• [TASK PROMPT] Sort through the entries below and pull out lines containing the word "oxigenada".

• [INFORMATION SHOWN]
+++

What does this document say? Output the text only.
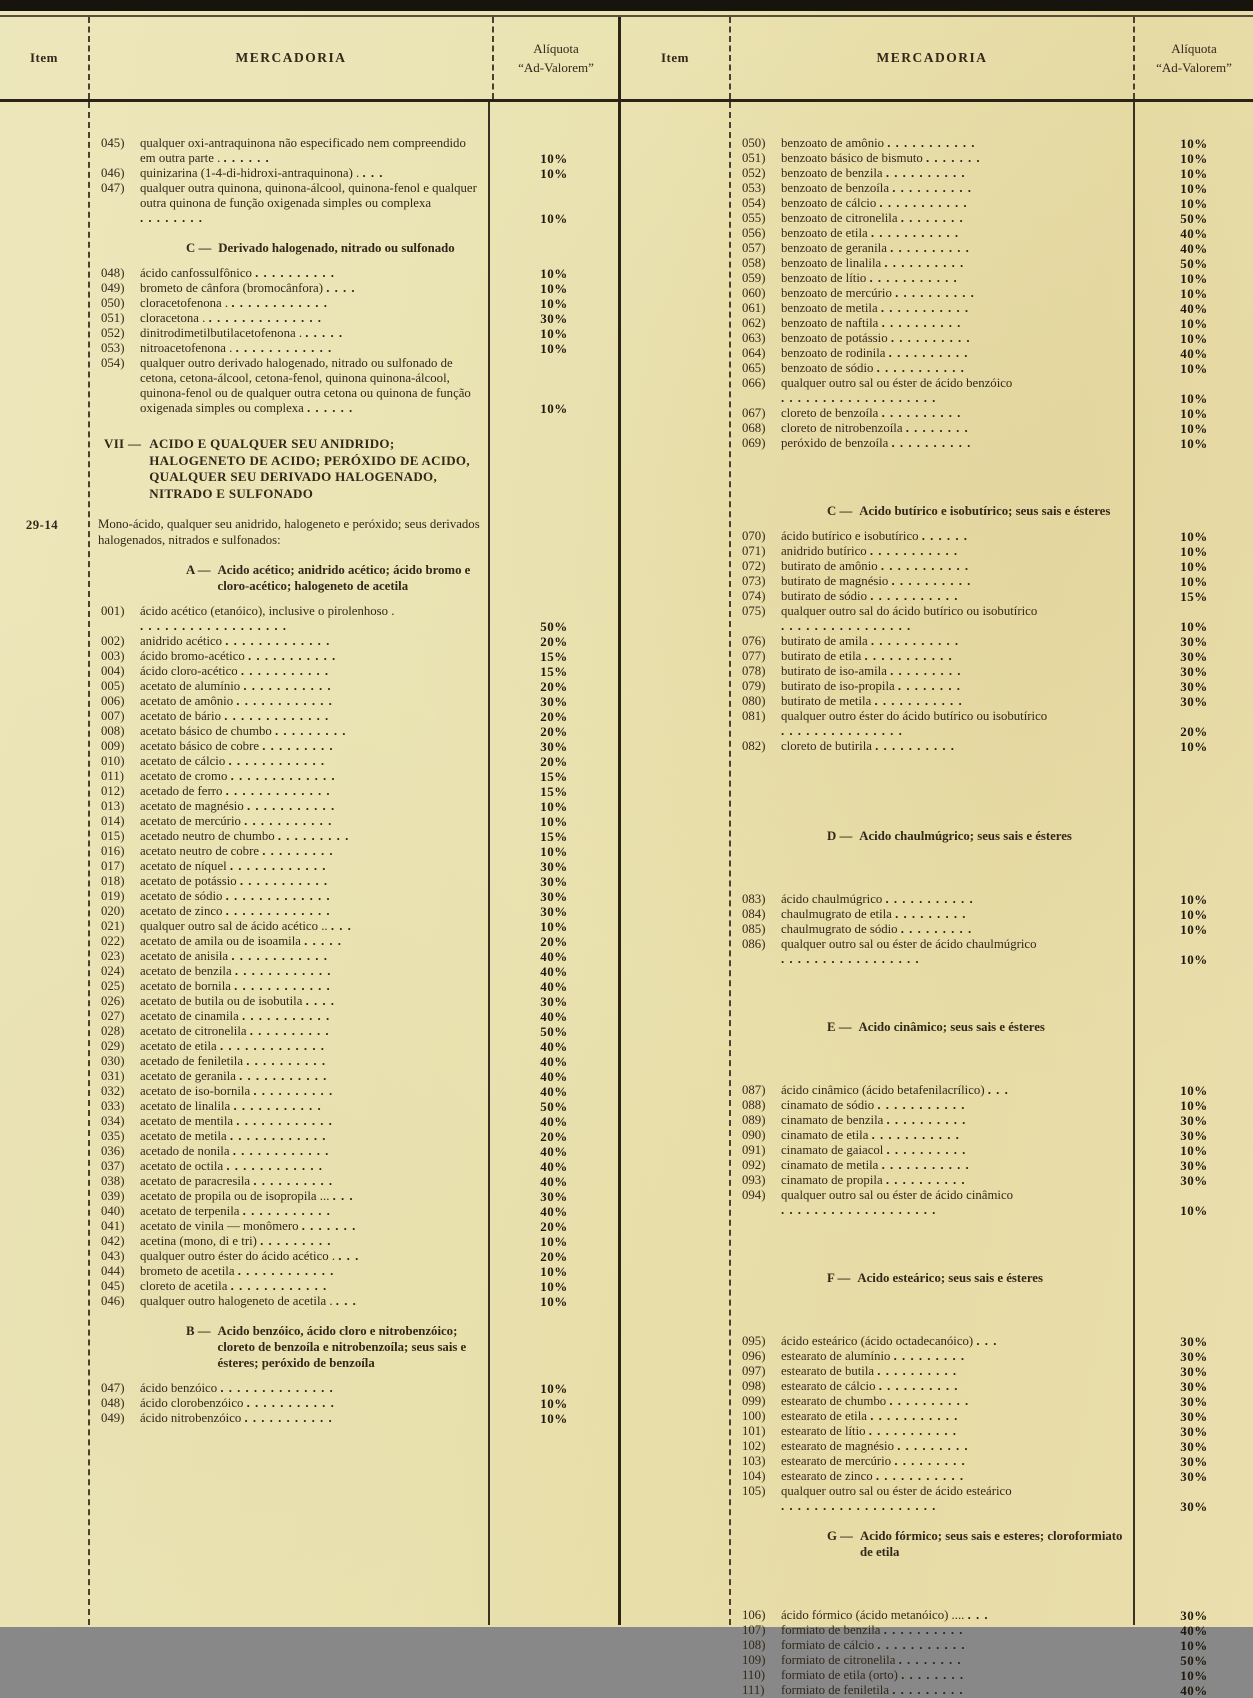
Item	MERCADORIA
Alíquota
“Ad-Valorem”
045)	qualquer oxi-antraquinona não especificado nem compreendido em outra parte . . . . . . .	10%
046)	quinizarina (1-4-di-hidroxi-antraquinona) . . . .	10%
047)	qualquer outra quinona, quinona-álcool, quinona-fenol e qualquer outra quinona de função oxigenada simples ou complexa . . . . . . . .	10%
C — Derivado halogenado, nitrado ou sulfonado
048)	ácido canfossulfônico . . . . . . . . . .	10%
049)	brometo de cânfora (bromocânfora) . . . .	10%
050)	cloracetofenona . . . . . . . . . . . . .	10%
051)	cloracetona . . . . . . . . . . . . . . .	30%
052)	dinitrodimetilbutilacetofenona . . . . . .	10%
053)	nitroacetofenona . . . . . . . . . . . . .	10%
054)	qualquer outro derivado halogenado, nitrado ou sulfonado de cetona, cetona-álcool, cetona-fenol, quinona quinona-álcool, quinona-fenol ou de qualquer outra cetona ou quinona de função oxigenada simples ou complexa . . . . . .	10%
VII — ACIDO E QUALQUER SEU ANIDRIDO; HALOGENETO DE ACIDO; PERÓXIDO DE ACIDO, QUALQUER SEU DERIVADO HALOGENADO, NITRADO E SULFONADO
29-14	Mono-ácido, qualquer seu anidrido, halogeneto e peróxido; seus derivados halogenados, nitrados e sulfonados:
A — Acido acético; anidrido acético; ácido bromo e cloro-acético; halogeneto de acetila
001)	ácido acético (etanóico), inclusive o pirolenhoso . . . . . . . . . . . . . . . . . . .	50%
002)	anidrido acético . . . . . . . . . . . . .	20%
003)	ácido bromo-acético . . . . . . . . . . .	15%
004)	ácido cloro-acético . . . . . . . . . . .	15%
005)	acetato de alumínio . . . . . . . . . . .	20%
006)	acetato de amônio . . . . . . . . . . . .	30%
007)	acetato de bário . . . . . . . . . . . . .	20%
008)	acetato básico de chumbo . . . . . . . . .	20%
009)	acetato básico de cobre . . . . . . . . .	30%
010)	acetato de cálcio . . . . . . . . . . . .	20%
011)	acetato de cromo . . . . . . . . . . . . .	15%
012)	acetado de ferro . . . . . . . . . . . . .	15%
013)	acetato de magnésio . . . . . . . . . . .	10%
014)	acetato de mercúrio . . . . . . . . . . .	10%
015)	acetado neutro de chumbo . . . . . . . . .	15%
016)	acetato neutro de cobre . . . . . . . . .	10%
017)	acetato de níquel . . . . . . . . . . . .	30%
018)	acetato de potássio . . . . . . . . . . .	30%
019)	acetato de sódio . . . . . . . . . . . . .	30%
020)	acetato de zinco . . . . . . . . . . . . .	30%
021)	qualquer outro sal de ácido acético .. . . .	10%
022)	acetato de amila ou de isoamila . . . . .	20%
023)	acetato de anisila . . . . . . . . . . . .	40%
024)	acetato de benzila . . . . . . . . . . . .	40%
025)	acetato de bornila . . . . . . . . . . . .	40%
026)	acetato de butila ou de isobutila . . . .	30%
027)	acetato de cinamila . . . . . . . . . . .	40%
028)	acetato de citronelila . . . . . . . . . .	50%
029)	acetato de etila . . . . . . . . . . . . .	40%
030)	acetado de feniletila . . . . . . . . . .	40%
031)	acetato de geranila . . . . . . . . . . .	40%
032)	acetato de iso-bornila . . . . . . . . . .	40%
033)	acetato de linalila . . . . . . . . . . .	50%
034)	acetato de mentila . . . . . . . . . . . .	40%
035)	acetato de metila . . . . . . . . . . . .	20%
036)	acetado de nonila . . . . . . . . . . . .	40%
037)	acetato de octila . . . . . . . . . . . .	40%
038)	acetato de paracresila . . . . . . . . . .	40%
039)	acetato de propila ou de isopropila ... . . .	30%
040)	acetato de terpenila . . . . . . . . . . .	40%
041)	acetato de vinila — monômero . . . . . . .	20%
042)	acetina (mono, di e tri) . . . . . . . . .	10%
043)	qualquer outro éster do ácido acético . . . .	20%
044)	brometo de acetila . . . . . . . . . . . .	10%
045)	cloreto de acetila . . . . . . . . . . . .	10%
046)	qualquer outro halogeneto de acetila . . . .	10%
B — Acido benzóico, ácido cloro e nitrobenzóico; cloreto de benzoíla e nitrobenzoíla; seus sais e ésteres; peróxido de benzoíla
047)	ácido benzóico . . . . . . . . . . . . . .	10%
048)	ácido clorobenzóico . . . . . . . . . . .	10%
049)	ácido nitrobenzóico . . . . . . . . . . .	10%
Item	MERCADORIA
Alíquota
“Ad-Valorem”
050)	benzoato de amônio . . . . . . . . . . .	10%
051)	benzoato básico de bismuto . . . . . . .	10%
052)	benzoato de benzila . . . . . . . . . .	10%
053)	benzoato de benzoíla . . . . . . . . . .	10%
054)	benzoato de cálcio . . . . . . . . . . .	10%
055)	benzoato de citronelila . . . . . . . .	50%
056)	benzoato de etila . . . . . . . . . . .	40%
057)	benzoato de geranila . . . . . . . . . .	40%
058)	benzoato de linalila . . . . . . . . . .	50%
059)	benzoato de lítio . . . . . . . . . . .	10%
060)	benzoato de mercúrio . . . . . . . . . .	10%
061)	benzoato de metila . . . . . . . . . . .	40%
062)	benzoato de naftila . . . . . . . . . .	10%
063)	benzoato de potássio . . . . . . . . . .	10%
064)	benzoato de rodinila . . . . . . . . . .	40%
065)	benzoato de sódio . . . . . . . . . . .	10%
066)	qualquer outro sal ou éster de ácido benzóico . . . . . . . . . . . . . . . . . . .	10%
067)	cloreto de benzoíla . . . . . . . . . .	10%
068)	cloreto de nitrobenzoíla . . . . . . . .	10%
069)	peróxido de benzoíla . . . . . . . . . .	10%
C — Acido butírico e isobutírico; seus sais e ésteres
070)	ácido butírico e isobutírico . . . . . .	10%
071)	anidrido butírico . . . . . . . . . . .	10%
072)	butirato de amônio . . . . . . . . . . .	10%
073)	butirato de magnésio . . . . . . . . . .	10%
074)	butirato de sódio . . . . . . . . . . .	15%
075)	qualquer outro sal do ácido butírico ou isobutírico . . . . . . . . . . . . . . . .	10%
076)	butirato de amila . . . . . . . . . . .	30%
077)	butirato de etila . . . . . . . . . . .	30%
078)	butirato de iso-amila . . . . . . . . .	30%
079)	butirato de iso-propila . . . . . . . .	30%
080)	butirato de metila . . . . . . . . . . .	30%
081)	qualquer outro éster do ácido butírico ou isobutírico . . . . . . . . . . . . . . .	20%
082)	cloreto de butirila . . . . . . . . . .	10%
D — Acido chaulmúgrico; seus sais e ésteres
083)	ácido chaulmúgrico . . . . . . . . . . .	10%
084)	chaulmugrato de etila . . . . . . . . .	10%
085)	chaulmugrato de sódio . . . . . . . . .	10%
086)	qualquer outro sal ou éster de ácido chaulmúgrico . . . . . . . . . . . . . . . . .	10%
E — Acido cinâmico; seus sais e ésteres
087)	ácido cinâmico (ácido betafenilacrílico) . . .	10%
088)	cinamato de sódio . . . . . . . . . . .	10%
089)	cinamato de benzila . . . . . . . . . .	30%
090)	cinamato de etila . . . . . . . . . . .	30%
091)	cinamato de gaiacol . . . . . . . . . .	10%
092)	cinamato de metila . . . . . . . . . . .	30%
093)	cinamato de propila . . . . . . . . . .	30%
094)	qualquer outro sal ou éster de ácido cinâmico . . . . . . . . . . . . . . . . . . .	10%
F — Acido esteárico; seus sais e ésteres
095)	ácido esteárico (ácido octadecanóico) . . .	30%
096)	estearato de alumínio . . . . . . . . .	30%
097)	estearato de butila . . . . . . . . . .	30%
098)	estearato de cálcio . . . . . . . . . .	30%
099)	estearato de chumbo . . . . . . . . . .	30%
100)	estearato de etila . . . . . . . . . . .	30%
101)	estearato de lítio . . . . . . . . . . .	30%
102)	estearato de magnésio . . . . . . . . .	30%
103)	estearato de mercúrio . . . . . . . . .	30%
104)	estearato de zinco . . . . . . . . . . .	30%
105)	qualquer outro sal ou éster de ácido esteárico . . . . . . . . . . . . . . . . . . .	30%
G — Acido fórmico; seus sais e esteres; cloroformiato de etila
106)	ácido fórmico (ácido metanóico) .... . . .	30%
107)	formiato de benzila . . . . . . . . . .	40%
108)	formiato de cálcio . . . . . . . . . . .	10%
109)	formiato de citronelila . . . . . . . .	50%
110)	formiato de etila (orto) . . . . . . . .	10%
111)	formiato de feniletila . . . . . . . . .	40%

+++

• [COMPLETED TASK]
047)	qualquer outra quinona, quinona-álcool, quinona-fenol e qualquer outra quinona de função oxigenada simples ou complexa . . . . . . . .	10%
054)	qualquer outro derivado halogenado, nitrado ou sulfonado de cetona, cetona-álcool, cetona-fenol, quinona quinona-álcool, quinona-fenol ou de qualquer outra cetona ou quinona de função oxigenada simples ou complexa . . . . . .	10%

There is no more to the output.